◆ The problem ◆
Locate every line in the records below that contains the word "HCNG", and copy each one.

+ + + + +

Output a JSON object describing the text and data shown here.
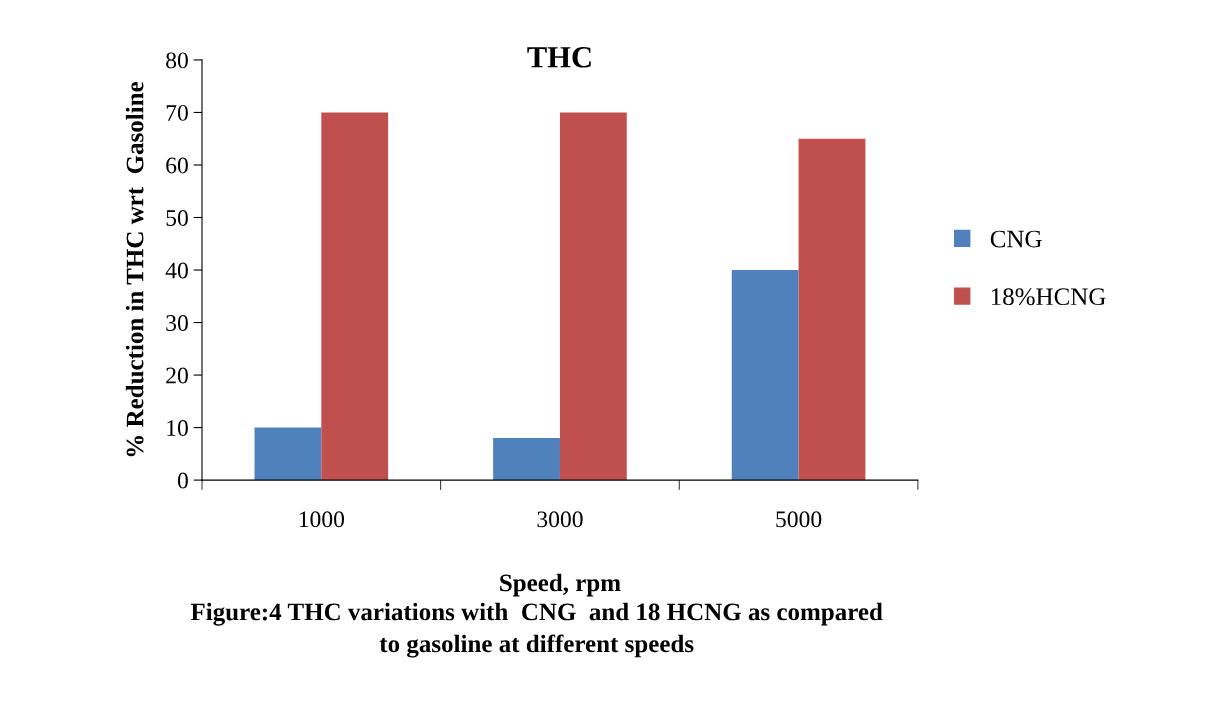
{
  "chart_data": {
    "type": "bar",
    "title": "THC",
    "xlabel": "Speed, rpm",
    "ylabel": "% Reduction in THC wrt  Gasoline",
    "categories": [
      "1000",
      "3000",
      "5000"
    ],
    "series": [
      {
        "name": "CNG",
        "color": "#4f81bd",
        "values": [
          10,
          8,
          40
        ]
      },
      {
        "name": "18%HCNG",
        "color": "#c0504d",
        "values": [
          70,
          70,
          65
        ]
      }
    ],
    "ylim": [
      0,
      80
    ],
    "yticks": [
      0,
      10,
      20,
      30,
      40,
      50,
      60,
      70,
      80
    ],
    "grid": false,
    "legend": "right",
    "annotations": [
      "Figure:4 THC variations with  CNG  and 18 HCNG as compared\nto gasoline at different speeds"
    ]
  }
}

+ + + + +

◆ The solution ◆
        "name": "18%HCNG",
      "Figure:4 THC variations with  CNG  and 18 HCNG as compared\nto gasoline at different speeds"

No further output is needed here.